(Stored data)
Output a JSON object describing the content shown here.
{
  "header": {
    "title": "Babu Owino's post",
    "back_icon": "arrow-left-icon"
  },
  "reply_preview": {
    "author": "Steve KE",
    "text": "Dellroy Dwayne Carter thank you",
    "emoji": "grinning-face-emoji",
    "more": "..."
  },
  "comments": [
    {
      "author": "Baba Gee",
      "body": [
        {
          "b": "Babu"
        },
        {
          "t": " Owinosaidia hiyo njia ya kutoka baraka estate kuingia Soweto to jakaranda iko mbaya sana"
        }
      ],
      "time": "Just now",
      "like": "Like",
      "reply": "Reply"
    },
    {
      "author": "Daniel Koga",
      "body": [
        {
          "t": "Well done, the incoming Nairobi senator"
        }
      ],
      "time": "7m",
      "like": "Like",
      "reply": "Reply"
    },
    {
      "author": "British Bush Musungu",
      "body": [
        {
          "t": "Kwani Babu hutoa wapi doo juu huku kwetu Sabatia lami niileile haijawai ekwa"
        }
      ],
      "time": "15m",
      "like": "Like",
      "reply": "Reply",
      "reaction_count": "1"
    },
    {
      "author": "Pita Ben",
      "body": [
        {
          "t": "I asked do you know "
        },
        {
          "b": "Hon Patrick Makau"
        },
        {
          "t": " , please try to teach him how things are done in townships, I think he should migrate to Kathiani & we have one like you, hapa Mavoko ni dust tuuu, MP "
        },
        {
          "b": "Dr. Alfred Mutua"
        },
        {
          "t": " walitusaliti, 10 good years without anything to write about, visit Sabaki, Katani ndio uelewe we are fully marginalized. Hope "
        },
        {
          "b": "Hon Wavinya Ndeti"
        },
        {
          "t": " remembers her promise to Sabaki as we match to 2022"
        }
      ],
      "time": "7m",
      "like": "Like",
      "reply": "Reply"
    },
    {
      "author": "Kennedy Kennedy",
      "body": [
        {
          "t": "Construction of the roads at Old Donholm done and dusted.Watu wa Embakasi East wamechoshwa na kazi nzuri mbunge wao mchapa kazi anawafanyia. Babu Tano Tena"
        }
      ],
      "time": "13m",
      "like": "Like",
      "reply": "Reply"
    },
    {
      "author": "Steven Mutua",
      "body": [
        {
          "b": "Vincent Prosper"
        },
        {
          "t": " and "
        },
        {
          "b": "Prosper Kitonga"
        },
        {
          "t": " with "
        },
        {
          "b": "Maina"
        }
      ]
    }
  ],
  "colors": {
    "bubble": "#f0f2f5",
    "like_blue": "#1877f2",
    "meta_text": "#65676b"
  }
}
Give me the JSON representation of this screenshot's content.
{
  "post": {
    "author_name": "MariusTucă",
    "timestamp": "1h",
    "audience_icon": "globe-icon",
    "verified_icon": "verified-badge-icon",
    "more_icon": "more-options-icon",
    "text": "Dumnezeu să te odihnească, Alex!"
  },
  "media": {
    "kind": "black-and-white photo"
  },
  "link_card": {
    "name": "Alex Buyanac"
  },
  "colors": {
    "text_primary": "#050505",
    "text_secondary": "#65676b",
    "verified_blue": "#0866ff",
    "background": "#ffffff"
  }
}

_Stated task_
The records above should be returned exactly.

_Answer to the exercise_
Output a JSON object describing the content shown here.
{
  "header": {
    "title": "Babu Owino's post",
    "back_icon": "arrow-left-icon"
  },
  "reply_preview": {
    "author": "Steve KE",
    "text": "Dellroy Dwayne Carter thank you",
    "emoji": "grinning-face-emoji",
    "more": "..."
  },
  "comments": [
    {
      "author": "Baba Gee",
      "body": [
        {
          "b": "Babu"
        },
        {
          "t": " Owinosaidia hiyo njia ya kutoka baraka estate kuingia Soweto to jakaranda iko mbaya sana"
        }
      ],
      "time": "Just now",
      "like": "Like",
      "reply": "Reply"
    },
    {
      "author": "Daniel Koga",
      "body": [
        {
          "t": "Well done, the incoming Nairobi senator"
        }
      ],
      "time": "7m",
      "like": "Like",
      "reply": "Reply"
    },
    {
      "author": "British Bush Musungu",
      "body": [
        {
          "t": "Kwani Babu hutoa wapi doo juu huku kwetu Sabatia lami niileile haijawai ekwa"
        }
      ],
      "time": "15m",
      "like": "Like",
      "reply": "Reply",
      "reaction_count": "1"
    },
    {
      "author": "Pita Ben",
      "body": [
        {
          "t": "I asked do you know "
        },
        {
          "b": "Hon Patrick Makau"
        },
        {
          "t": " , please try to teach him how things are done in townships, I think he should migrate to Kathiani & we have one like you, hapa Mavoko ni dust tuuu, MP "
        },
        {
          "b": "Dr. Alfred Mutua"
        },
        {
          "t": " walitusaliti, 10 good years without anything to write about, visit Sabaki, Katani ndio uelewe we are fully marginalized. Hope "
        },
        {
          "b": "Hon Wavinya Ndeti"
        },
        {
          "t": " remembers her promise to Sabaki as we match to 2022"
        }
      ],
      "time": "7m",
      "like": "Like",
      "reply": "Reply"
    },
    {
      "author": "Kennedy Kennedy",
      "body": [
        {
          "t": "Construction of the roads at Old Donholm done and dusted.Watu wa Embakasi East wamechoshwa na kazi nzuri mbunge wao mchapa kazi anawafanyia. Babu Tano Tena"
        }
      ],
      "time": "13m",
      "like": "Like",
      "reply": "Reply"
    },
    {
      "author": "Steven Mutua",
      "body": [
        {
          "b": "Vincent Prosper"
        },
        {
          "t": " and "
        },
        {
          "b": "Prosper Kitonga"
        },
        {
          "t": " with "
        },
        {
          "b": "Maina"
        }
      ]
    }
  ],
  "colors": {
    "bubble": "#f0f2f5",
    "like_blue": "#1877f2",
    "meta_text": "#65676b"
  }
}
Give me the JSON representation of this screenshot's content.
{
  "post": {
    "author_name": "MariusTucă",
    "timestamp": "1h",
    "audience_icon": "globe-icon",
    "verified_icon": "verified-badge-icon",
    "more_icon": "more-options-icon",
    "text": "Dumnezeu să te odihnească, Alex!"
  },
  "media": {
    "kind": "black-and-white photo"
  },
  "link_card": {
    "name": "Alex Buyanac"
  },
  "colors": {
    "text_primary": "#050505",
    "text_secondary": "#65676b",
    "verified_blue": "#0866ff",
    "background": "#ffffff"
  }
}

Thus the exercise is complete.